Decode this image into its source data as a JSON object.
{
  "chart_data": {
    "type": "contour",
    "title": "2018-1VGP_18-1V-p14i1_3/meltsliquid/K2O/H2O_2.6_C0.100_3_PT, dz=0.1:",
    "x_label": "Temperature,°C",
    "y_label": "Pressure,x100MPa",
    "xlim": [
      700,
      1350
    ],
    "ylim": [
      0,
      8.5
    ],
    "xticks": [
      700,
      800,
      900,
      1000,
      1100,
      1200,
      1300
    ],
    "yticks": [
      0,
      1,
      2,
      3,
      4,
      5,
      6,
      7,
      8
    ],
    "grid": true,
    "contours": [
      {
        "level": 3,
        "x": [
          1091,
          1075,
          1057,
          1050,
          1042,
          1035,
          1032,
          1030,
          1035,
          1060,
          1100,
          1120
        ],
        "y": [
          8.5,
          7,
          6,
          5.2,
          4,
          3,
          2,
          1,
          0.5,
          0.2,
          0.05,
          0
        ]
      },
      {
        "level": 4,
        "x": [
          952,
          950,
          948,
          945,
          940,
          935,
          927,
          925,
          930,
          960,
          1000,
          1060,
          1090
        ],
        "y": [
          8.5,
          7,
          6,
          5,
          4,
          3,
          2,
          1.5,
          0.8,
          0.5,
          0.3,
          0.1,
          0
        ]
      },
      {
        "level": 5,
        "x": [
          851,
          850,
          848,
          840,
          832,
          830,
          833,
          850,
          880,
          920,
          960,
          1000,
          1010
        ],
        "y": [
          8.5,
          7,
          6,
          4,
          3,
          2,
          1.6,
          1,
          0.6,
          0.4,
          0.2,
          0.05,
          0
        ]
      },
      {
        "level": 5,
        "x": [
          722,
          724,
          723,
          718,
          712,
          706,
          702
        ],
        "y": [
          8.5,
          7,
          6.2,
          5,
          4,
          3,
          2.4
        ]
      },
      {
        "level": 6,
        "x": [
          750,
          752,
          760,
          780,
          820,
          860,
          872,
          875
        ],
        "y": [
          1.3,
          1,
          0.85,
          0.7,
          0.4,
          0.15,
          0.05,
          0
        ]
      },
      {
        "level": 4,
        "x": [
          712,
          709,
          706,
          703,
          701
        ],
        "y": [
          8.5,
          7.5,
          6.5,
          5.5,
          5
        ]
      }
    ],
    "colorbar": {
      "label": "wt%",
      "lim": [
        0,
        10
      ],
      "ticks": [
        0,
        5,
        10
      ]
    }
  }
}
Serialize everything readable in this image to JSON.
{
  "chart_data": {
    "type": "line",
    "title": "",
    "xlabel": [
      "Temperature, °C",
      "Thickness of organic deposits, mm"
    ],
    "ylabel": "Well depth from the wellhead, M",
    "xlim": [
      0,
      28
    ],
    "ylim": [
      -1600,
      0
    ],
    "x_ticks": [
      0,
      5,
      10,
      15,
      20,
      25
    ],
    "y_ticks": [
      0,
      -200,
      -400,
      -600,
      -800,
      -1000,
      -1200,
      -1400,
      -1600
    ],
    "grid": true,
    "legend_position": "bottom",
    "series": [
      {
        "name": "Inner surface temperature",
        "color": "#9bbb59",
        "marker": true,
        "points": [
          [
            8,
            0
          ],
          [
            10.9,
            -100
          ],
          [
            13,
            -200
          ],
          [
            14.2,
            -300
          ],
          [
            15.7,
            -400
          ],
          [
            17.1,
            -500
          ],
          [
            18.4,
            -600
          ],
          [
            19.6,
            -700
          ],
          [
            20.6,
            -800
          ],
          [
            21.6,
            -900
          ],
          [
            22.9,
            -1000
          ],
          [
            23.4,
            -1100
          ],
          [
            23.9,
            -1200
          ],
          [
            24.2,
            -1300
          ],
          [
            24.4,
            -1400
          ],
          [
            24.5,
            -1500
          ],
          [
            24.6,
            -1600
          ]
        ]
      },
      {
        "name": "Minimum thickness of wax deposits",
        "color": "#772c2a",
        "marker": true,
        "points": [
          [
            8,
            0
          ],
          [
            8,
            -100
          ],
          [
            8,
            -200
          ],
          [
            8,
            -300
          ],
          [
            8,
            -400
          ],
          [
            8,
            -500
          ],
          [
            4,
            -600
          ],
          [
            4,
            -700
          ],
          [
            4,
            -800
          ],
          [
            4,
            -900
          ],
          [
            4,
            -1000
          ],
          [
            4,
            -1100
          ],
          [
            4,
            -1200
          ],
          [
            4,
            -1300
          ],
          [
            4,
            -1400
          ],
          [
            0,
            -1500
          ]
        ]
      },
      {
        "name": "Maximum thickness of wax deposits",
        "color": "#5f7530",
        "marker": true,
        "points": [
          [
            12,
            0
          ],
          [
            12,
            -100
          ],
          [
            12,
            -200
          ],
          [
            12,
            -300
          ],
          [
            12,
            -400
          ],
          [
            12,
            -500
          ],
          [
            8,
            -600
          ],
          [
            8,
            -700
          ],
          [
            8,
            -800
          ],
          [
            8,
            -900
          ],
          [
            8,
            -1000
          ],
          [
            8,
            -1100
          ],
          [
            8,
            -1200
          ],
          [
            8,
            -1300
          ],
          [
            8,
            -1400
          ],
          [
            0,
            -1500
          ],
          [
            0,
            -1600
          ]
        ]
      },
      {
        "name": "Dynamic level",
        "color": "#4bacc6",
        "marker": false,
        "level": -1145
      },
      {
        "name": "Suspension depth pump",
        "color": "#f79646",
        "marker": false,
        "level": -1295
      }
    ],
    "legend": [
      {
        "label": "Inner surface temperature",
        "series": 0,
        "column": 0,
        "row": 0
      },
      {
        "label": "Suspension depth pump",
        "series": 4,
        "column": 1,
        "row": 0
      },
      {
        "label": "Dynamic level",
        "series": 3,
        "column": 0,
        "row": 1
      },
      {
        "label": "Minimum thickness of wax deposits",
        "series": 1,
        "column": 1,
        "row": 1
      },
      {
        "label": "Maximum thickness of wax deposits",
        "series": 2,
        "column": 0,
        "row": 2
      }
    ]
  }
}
┄┄┄┄┄┄
### What needs to be done
From the data above, copy out every line with the string "Maximum" in it.

### Result of this task
        "name": "Maximum thickness of wax deposits",
        "label": "Maximum thickness of wax deposits",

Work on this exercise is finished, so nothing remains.